[Collected data]
----------
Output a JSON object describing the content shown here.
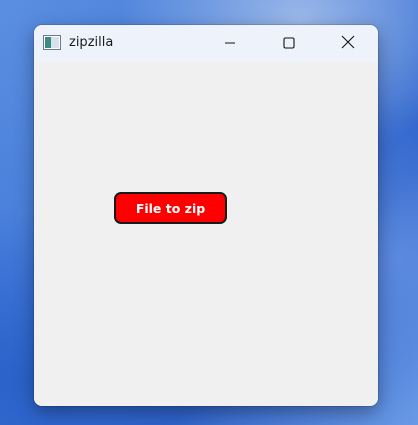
{
  "window": {
    "title": "zipzilla",
    "icon": "app-window-icon",
    "controls": {
      "minimize_icon": "minimize-icon",
      "maximize_icon": "maximize-icon",
      "close_icon": "close-icon"
    }
  },
  "main": {
    "file_button_label": "File to zip",
    "file_button_color": "#ff0000"
  }
}
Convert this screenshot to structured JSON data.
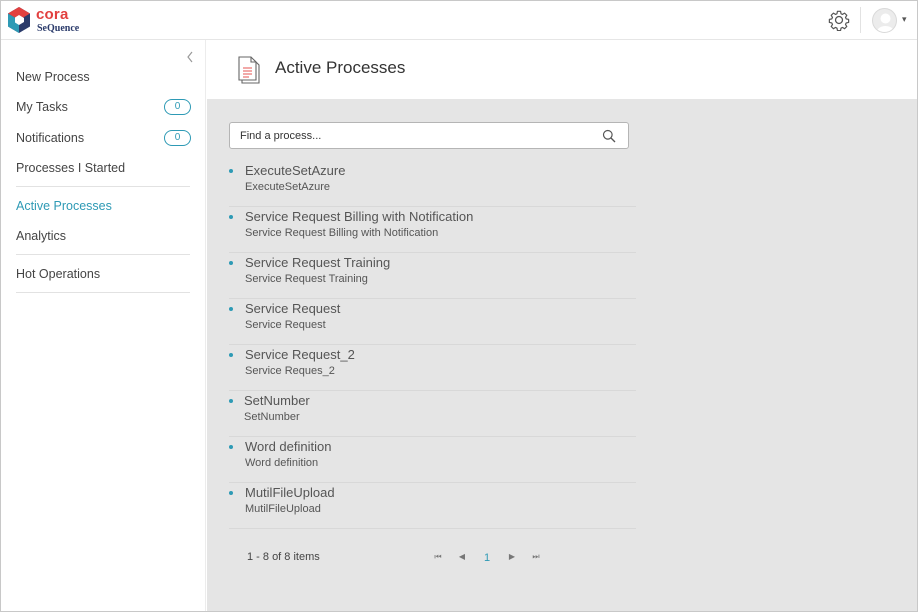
{
  "app": {
    "brand": "cora",
    "brand_sub": "SeQuence",
    "accent_color": "#2e9ab5",
    "brand_color": "#e2403f"
  },
  "header": {
    "settings_icon": "gear-icon",
    "user_icon": "avatar",
    "menu_caret": "▾"
  },
  "sidebar": {
    "collapse_icon": "chevron-left-icon",
    "items": [
      {
        "label": "New Process"
      },
      {
        "label": "My Tasks",
        "badge": "0"
      },
      {
        "label": "Notifications",
        "badge": "0"
      },
      {
        "label": "Processes I Started"
      },
      {
        "label": "Active Processes",
        "active": true
      },
      {
        "label": "Analytics"
      },
      {
        "label": "Hot Operations"
      }
    ]
  },
  "main": {
    "title": "Active Processes",
    "page_icon": "document-icon",
    "search": {
      "placeholder": "Find a process...",
      "value": ""
    },
    "processes": [
      {
        "name": "ExecuteSetAzure",
        "description": "ExecuteSetAzure"
      },
      {
        "name": "Service Request Billing with Notification",
        "description": "Service Request Billing with Notification"
      },
      {
        "name": "Service Request Training",
        "description": "Service Request Training"
      },
      {
        "name": "Service Request",
        "description": "Service Request"
      },
      {
        "name": "Service Request_2",
        "description": "Service Reques_2"
      },
      {
        "name": "SetNumber",
        "description": "SetNumber"
      },
      {
        "name": "Word definition",
        "description": "Word definition"
      },
      {
        "name": "MutilFileUpload",
        "description": "MutilFileUpload"
      }
    ],
    "pager": {
      "info": "1 - 8 of 8 items",
      "first": "⏮",
      "prev": "◀",
      "current_page": "1",
      "next": "▶",
      "last": "⏭"
    }
  }
}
----------
Pictures aside, set down the lines from the one containing "Convert this screenshot" through the end of the records above, exactly and only those.

Convert this screenshot to structured JSON data.
{
  "app": {
    "brand": "cora",
    "brand_sub": "SeQuence",
    "accent_color": "#2e9ab5",
    "brand_color": "#e2403f"
  },
  "header": {
    "settings_icon": "gear-icon",
    "user_icon": "avatar",
    "menu_caret": "▾"
  },
  "sidebar": {
    "collapse_icon": "chevron-left-icon",
    "items": [
      {
        "label": "New Process"
      },
      {
        "label": "My Tasks",
        "badge": "0"
      },
      {
        "label": "Notifications",
        "badge": "0"
      },
      {
        "label": "Processes I Started"
      },
      {
        "label": "Active Processes",
        "active": true
      },
      {
        "label": "Analytics"
      },
      {
        "label": "Hot Operations"
      }
    ]
  },
  "main": {
    "title": "Active Processes",
    "page_icon": "document-icon",
    "search": {
      "placeholder": "Find a process...",
      "value": ""
    },
    "processes": [
      {
        "name": "ExecuteSetAzure",
        "description": "ExecuteSetAzure"
      },
      {
        "name": "Service Request Billing with Notification",
        "description": "Service Request Billing with Notification"
      },
      {
        "name": "Service Request Training",
        "description": "Service Request Training"
      },
      {
        "name": "Service Request",
        "description": "Service Request"
      },
      {
        "name": "Service Request_2",
        "description": "Service Reques_2"
      },
      {
        "name": "SetNumber",
        "description": "SetNumber"
      },
      {
        "name": "Word definition",
        "description": "Word definition"
      },
      {
        "name": "MutilFileUpload",
        "description": "MutilFileUpload"
      }
    ],
    "pager": {
      "info": "1 - 8 of 8 items",
      "first": "⏮",
      "prev": "◀",
      "current_page": "1",
      "next": "▶",
      "last": "⏭"
    }
  }
}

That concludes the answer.